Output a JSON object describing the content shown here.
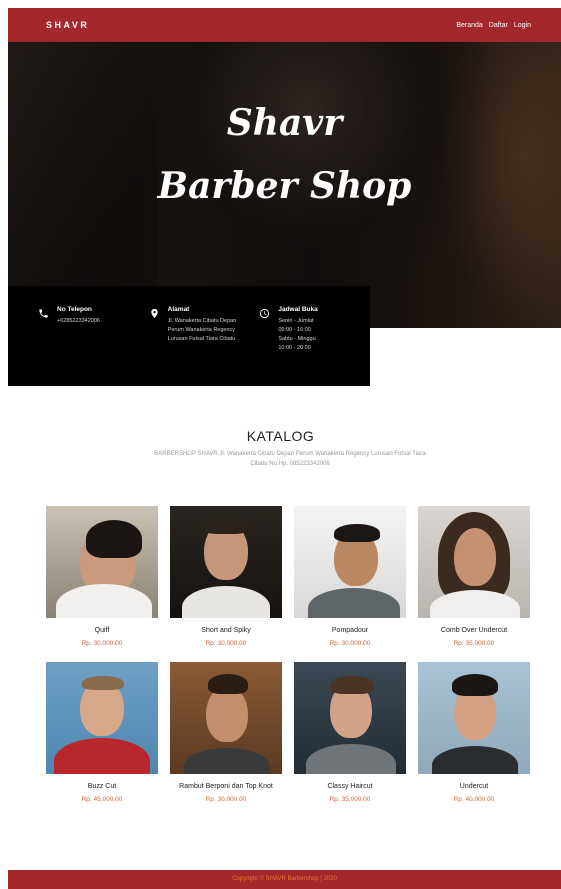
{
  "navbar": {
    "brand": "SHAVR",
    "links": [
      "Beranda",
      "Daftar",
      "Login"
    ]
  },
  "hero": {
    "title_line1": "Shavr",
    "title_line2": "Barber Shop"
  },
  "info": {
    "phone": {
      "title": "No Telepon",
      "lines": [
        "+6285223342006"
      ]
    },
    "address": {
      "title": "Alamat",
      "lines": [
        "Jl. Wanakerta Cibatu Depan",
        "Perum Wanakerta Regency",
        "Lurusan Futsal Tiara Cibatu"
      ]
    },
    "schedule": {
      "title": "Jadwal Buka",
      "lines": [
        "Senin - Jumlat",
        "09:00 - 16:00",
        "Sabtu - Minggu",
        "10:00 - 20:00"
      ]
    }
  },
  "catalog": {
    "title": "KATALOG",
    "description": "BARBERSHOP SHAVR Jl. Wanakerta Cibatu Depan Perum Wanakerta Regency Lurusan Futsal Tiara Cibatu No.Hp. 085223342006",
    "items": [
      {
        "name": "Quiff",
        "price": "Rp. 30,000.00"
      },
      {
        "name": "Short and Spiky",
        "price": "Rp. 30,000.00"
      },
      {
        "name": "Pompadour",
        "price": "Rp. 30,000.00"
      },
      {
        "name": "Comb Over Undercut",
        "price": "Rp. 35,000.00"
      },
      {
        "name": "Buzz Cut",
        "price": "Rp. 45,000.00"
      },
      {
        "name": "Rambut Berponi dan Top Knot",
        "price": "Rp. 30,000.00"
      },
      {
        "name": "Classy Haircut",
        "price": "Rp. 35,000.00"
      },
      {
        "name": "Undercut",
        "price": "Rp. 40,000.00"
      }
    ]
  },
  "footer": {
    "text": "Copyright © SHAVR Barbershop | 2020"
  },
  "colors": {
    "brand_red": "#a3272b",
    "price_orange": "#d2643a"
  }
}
******************************
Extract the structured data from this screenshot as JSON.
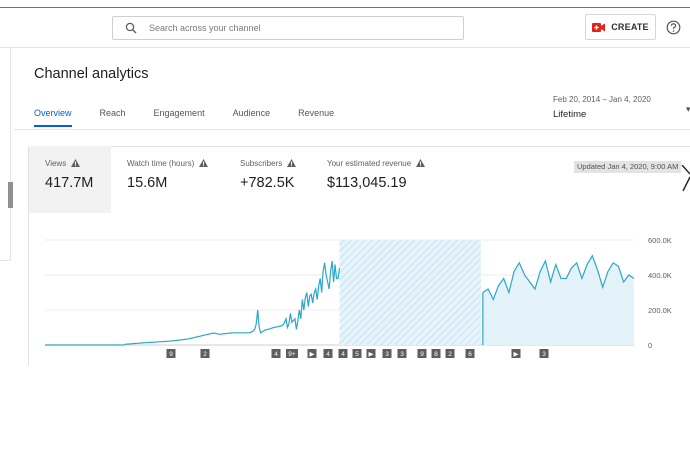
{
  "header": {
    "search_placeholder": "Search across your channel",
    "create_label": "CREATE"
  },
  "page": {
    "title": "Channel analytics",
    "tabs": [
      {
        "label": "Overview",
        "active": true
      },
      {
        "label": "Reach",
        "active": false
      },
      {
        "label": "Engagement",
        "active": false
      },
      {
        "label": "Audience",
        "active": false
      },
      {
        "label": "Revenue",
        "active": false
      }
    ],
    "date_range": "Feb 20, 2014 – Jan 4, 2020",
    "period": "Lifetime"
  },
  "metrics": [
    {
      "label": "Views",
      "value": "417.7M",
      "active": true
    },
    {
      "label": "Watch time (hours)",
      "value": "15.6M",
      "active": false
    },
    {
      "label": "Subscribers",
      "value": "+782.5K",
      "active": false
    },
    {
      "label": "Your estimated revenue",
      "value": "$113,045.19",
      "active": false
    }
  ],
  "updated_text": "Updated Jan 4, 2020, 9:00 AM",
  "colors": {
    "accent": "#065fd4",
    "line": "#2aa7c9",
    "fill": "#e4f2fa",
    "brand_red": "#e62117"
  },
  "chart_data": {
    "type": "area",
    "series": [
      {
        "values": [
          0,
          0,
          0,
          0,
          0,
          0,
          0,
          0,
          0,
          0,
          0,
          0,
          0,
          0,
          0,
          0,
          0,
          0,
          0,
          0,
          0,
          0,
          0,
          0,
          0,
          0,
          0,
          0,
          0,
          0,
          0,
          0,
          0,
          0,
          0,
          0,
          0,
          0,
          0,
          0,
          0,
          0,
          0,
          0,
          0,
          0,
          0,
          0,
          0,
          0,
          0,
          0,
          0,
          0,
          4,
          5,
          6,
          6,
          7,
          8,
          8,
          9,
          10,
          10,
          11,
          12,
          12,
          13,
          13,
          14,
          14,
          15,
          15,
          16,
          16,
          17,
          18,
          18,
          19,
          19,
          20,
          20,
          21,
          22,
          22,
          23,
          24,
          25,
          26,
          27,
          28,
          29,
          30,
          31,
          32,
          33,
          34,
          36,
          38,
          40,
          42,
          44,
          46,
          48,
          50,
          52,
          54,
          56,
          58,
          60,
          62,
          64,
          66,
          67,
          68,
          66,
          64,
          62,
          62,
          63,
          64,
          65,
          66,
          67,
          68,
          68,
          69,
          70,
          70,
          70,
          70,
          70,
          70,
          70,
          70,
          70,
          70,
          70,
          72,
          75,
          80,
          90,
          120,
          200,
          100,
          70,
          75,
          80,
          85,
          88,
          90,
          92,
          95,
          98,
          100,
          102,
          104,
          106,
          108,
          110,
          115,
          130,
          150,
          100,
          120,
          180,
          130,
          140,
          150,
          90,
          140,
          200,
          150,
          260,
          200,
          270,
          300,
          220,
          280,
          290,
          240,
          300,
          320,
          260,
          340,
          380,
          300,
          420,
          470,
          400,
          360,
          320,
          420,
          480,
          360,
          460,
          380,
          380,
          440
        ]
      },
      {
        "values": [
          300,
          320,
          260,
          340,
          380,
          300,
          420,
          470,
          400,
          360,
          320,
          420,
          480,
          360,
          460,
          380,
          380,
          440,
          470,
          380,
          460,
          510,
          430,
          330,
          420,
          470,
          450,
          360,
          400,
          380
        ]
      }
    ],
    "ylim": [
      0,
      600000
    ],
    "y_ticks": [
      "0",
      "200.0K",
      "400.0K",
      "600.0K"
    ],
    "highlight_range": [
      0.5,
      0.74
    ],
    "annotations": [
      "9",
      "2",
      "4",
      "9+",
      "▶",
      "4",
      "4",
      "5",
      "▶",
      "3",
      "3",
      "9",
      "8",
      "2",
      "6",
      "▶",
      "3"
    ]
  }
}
******************************
• [DIRECTIONS]:
Counting only lines of the data above that hold "name", report the total and nothing else.

• [EXERCISE ANSWER]:
8